• TO BE DONE
Write out the material below again, unchanged.

※

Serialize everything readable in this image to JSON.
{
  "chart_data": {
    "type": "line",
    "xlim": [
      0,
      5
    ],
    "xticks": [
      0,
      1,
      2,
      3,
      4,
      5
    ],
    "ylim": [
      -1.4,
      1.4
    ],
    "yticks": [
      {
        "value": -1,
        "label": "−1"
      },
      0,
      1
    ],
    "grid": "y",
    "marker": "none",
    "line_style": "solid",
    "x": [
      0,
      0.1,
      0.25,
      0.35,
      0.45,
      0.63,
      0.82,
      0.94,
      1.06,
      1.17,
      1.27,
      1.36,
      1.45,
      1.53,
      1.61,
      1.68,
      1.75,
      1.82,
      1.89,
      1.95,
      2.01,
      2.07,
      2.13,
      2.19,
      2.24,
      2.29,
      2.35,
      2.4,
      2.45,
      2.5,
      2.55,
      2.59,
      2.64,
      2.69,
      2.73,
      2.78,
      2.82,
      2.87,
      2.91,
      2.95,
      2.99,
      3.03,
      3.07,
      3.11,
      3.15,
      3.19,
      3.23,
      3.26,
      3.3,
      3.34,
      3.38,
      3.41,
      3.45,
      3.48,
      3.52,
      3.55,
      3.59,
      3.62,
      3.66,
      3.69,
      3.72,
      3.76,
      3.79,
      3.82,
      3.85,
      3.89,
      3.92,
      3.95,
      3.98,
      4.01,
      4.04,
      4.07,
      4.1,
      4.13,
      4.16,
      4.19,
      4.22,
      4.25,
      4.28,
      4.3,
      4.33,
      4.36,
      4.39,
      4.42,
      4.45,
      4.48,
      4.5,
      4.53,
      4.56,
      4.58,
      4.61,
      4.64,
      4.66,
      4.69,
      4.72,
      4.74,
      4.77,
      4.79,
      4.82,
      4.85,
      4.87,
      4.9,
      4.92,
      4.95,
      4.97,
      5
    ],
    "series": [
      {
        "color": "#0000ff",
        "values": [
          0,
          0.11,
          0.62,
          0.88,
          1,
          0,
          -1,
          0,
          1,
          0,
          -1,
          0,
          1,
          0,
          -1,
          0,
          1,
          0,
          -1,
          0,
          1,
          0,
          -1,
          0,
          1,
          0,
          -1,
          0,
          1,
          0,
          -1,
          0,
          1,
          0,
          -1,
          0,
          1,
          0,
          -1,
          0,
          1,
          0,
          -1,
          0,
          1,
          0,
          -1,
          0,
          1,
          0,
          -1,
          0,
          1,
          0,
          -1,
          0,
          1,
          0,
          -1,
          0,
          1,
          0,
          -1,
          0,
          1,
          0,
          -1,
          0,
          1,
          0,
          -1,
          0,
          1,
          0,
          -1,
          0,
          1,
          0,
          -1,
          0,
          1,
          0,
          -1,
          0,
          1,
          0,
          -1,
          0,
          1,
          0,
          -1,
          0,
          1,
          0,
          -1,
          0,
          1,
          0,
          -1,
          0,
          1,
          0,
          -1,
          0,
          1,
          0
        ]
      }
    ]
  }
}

※

• OUTPUT OF THE TASK
Serialize everything readable in this image to JSON.
{
  "chart_data": {
    "type": "line",
    "xlim": [
      0,
      5
    ],
    "xticks": [
      0,
      1,
      2,
      3,
      4,
      5
    ],
    "ylim": [
      -1.4,
      1.4
    ],
    "yticks": [
      {
        "value": -1,
        "label": "−1"
      },
      0,
      1
    ],
    "grid": "y",
    "marker": "none",
    "line_style": "solid",
    "x": [
      0,
      0.1,
      0.25,
      0.35,
      0.45,
      0.63,
      0.82,
      0.94,
      1.06,
      1.17,
      1.27,
      1.36,
      1.45,
      1.53,
      1.61,
      1.68,
      1.75,
      1.82,
      1.89,
      1.95,
      2.01,
      2.07,
      2.13,
      2.19,
      2.24,
      2.29,
      2.35,
      2.4,
      2.45,
      2.5,
      2.55,
      2.59,
      2.64,
      2.69,
      2.73,
      2.78,
      2.82,
      2.87,
      2.91,
      2.95,
      2.99,
      3.03,
      3.07,
      3.11,
      3.15,
      3.19,
      3.23,
      3.26,
      3.3,
      3.34,
      3.38,
      3.41,
      3.45,
      3.48,
      3.52,
      3.55,
      3.59,
      3.62,
      3.66,
      3.69,
      3.72,
      3.76,
      3.79,
      3.82,
      3.85,
      3.89,
      3.92,
      3.95,
      3.98,
      4.01,
      4.04,
      4.07,
      4.1,
      4.13,
      4.16,
      4.19,
      4.22,
      4.25,
      4.28,
      4.3,
      4.33,
      4.36,
      4.39,
      4.42,
      4.45,
      4.48,
      4.5,
      4.53,
      4.56,
      4.58,
      4.61,
      4.64,
      4.66,
      4.69,
      4.72,
      4.74,
      4.77,
      4.79,
      4.82,
      4.85,
      4.87,
      4.9,
      4.92,
      4.95,
      4.97,
      5
    ],
    "series": [
      {
        "color": "#0000ff",
        "values": [
          0,
          0.11,
          0.62,
          0.88,
          1,
          0,
          -1,
          0,
          1,
          0,
          -1,
          0,
          1,
          0,
          -1,
          0,
          1,
          0,
          -1,
          0,
          1,
          0,
          -1,
          0,
          1,
          0,
          -1,
          0,
          1,
          0,
          -1,
          0,
          1,
          0,
          -1,
          0,
          1,
          0,
          -1,
          0,
          1,
          0,
          -1,
          0,
          1,
          0,
          -1,
          0,
          1,
          0,
          -1,
          0,
          1,
          0,
          -1,
          0,
          1,
          0,
          -1,
          0,
          1,
          0,
          -1,
          0,
          1,
          0,
          -1,
          0,
          1,
          0,
          -1,
          0,
          1,
          0,
          -1,
          0,
          1,
          0,
          -1,
          0,
          1,
          0,
          -1,
          0,
          1,
          0,
          -1,
          0,
          1,
          0,
          -1,
          0,
          1,
          0,
          -1,
          0,
          1,
          0,
          -1,
          0,
          1,
          0,
          -1,
          0,
          1,
          0
        ]
      }
    ]
  }
}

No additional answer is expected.